#### DATA EXTRACT
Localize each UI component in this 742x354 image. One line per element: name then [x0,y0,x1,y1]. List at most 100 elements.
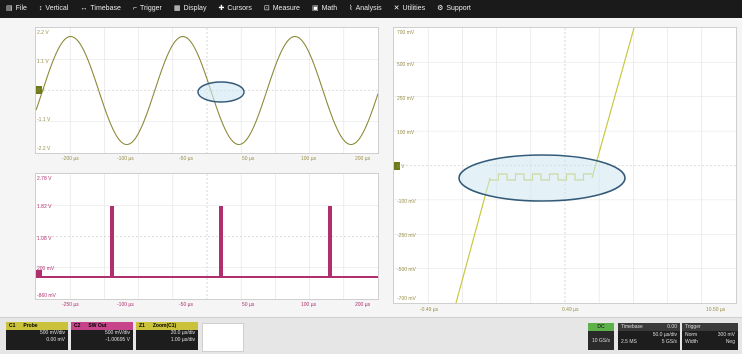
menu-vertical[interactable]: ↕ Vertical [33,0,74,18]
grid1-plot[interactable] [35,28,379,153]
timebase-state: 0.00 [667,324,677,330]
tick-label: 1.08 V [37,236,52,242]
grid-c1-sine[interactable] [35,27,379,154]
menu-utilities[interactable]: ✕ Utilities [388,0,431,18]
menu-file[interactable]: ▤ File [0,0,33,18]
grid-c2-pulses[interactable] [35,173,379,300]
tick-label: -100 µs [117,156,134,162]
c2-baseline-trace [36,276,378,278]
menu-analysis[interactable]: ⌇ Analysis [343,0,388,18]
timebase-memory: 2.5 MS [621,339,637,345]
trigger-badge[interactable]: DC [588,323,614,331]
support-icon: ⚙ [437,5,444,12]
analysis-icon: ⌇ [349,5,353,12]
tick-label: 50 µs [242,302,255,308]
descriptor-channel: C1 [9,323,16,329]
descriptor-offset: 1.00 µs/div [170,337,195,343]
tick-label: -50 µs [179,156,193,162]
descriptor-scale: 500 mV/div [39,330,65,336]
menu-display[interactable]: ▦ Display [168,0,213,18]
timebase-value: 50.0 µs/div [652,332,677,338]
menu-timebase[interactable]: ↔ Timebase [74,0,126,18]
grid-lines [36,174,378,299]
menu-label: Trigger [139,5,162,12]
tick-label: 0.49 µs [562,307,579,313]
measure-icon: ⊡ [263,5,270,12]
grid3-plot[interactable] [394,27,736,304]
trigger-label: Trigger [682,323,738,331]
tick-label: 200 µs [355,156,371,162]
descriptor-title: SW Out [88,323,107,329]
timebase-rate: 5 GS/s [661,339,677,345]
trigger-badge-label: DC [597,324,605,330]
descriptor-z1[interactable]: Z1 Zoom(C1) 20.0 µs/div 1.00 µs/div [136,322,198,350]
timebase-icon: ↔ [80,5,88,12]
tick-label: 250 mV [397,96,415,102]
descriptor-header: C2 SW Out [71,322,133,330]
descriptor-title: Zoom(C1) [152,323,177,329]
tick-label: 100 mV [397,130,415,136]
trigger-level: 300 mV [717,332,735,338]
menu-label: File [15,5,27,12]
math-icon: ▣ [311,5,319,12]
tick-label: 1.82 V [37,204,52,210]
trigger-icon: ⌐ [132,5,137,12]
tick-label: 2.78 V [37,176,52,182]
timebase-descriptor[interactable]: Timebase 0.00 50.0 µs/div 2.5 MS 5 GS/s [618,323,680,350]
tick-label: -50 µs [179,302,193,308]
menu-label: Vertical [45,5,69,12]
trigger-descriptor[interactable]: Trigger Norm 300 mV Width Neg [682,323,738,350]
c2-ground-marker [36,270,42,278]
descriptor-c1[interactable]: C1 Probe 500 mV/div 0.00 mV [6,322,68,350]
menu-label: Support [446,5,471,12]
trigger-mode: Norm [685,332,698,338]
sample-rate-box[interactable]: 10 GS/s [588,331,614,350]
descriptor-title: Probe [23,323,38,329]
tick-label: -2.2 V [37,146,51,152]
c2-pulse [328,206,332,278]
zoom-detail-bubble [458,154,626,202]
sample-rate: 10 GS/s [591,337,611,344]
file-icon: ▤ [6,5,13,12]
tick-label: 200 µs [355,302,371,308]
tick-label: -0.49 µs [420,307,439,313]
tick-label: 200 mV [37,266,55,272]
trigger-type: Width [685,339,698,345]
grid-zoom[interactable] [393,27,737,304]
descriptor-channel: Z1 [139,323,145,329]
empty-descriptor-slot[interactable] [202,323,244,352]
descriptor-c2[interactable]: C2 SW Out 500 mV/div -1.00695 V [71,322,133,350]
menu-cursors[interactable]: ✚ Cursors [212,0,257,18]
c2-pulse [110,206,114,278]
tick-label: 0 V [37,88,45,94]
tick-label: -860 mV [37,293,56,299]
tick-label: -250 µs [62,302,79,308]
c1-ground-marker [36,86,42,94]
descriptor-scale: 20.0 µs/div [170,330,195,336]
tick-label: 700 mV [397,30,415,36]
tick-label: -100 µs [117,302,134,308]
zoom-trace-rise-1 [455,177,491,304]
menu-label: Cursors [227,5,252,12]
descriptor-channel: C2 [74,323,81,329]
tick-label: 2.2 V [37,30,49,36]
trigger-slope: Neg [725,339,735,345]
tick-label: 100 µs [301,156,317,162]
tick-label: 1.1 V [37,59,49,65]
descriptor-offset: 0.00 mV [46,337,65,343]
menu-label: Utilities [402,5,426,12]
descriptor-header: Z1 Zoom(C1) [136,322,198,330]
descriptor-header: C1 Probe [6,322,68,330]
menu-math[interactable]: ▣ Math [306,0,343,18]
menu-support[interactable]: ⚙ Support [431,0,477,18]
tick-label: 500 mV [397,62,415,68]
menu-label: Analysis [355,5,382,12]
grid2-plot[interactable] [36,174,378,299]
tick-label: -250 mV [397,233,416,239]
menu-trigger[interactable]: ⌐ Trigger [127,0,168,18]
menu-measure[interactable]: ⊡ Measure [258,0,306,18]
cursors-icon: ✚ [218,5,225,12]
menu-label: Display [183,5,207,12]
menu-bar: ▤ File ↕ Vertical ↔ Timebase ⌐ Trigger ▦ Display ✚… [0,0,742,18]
* * *
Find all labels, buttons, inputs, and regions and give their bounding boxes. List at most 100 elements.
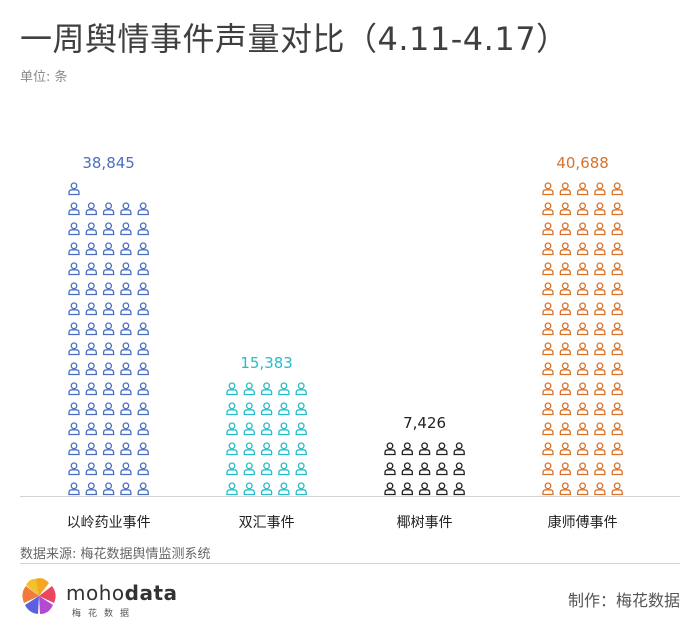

#### YOUR OBJECTIVE
Echo everything from the line containing "Localize each UI" down to the line containing "menu-file[interactable]: ▤ File [0,0,33,18]", both of those lines included, without the pictures.

#### RESULT OF THE EXERCISE
Localize each UI component in this 742x354 image. One line per element: name then [x0,y0,x1,y1]. List at most 100 elements.
menu-vertical[interactable]: ↕ Vertical [33,0,74,18]
grid1-plot[interactable] [35,28,379,153]
timebase-state: 0.00 [667,324,677,330]
tick-label: 1.08 V [37,236,52,242]
grid-c1-sine[interactable] [35,27,379,154]
menu-utilities[interactable]: ✕ Utilities [388,0,431,18]
menu-file[interactable]: ▤ File [0,0,33,18]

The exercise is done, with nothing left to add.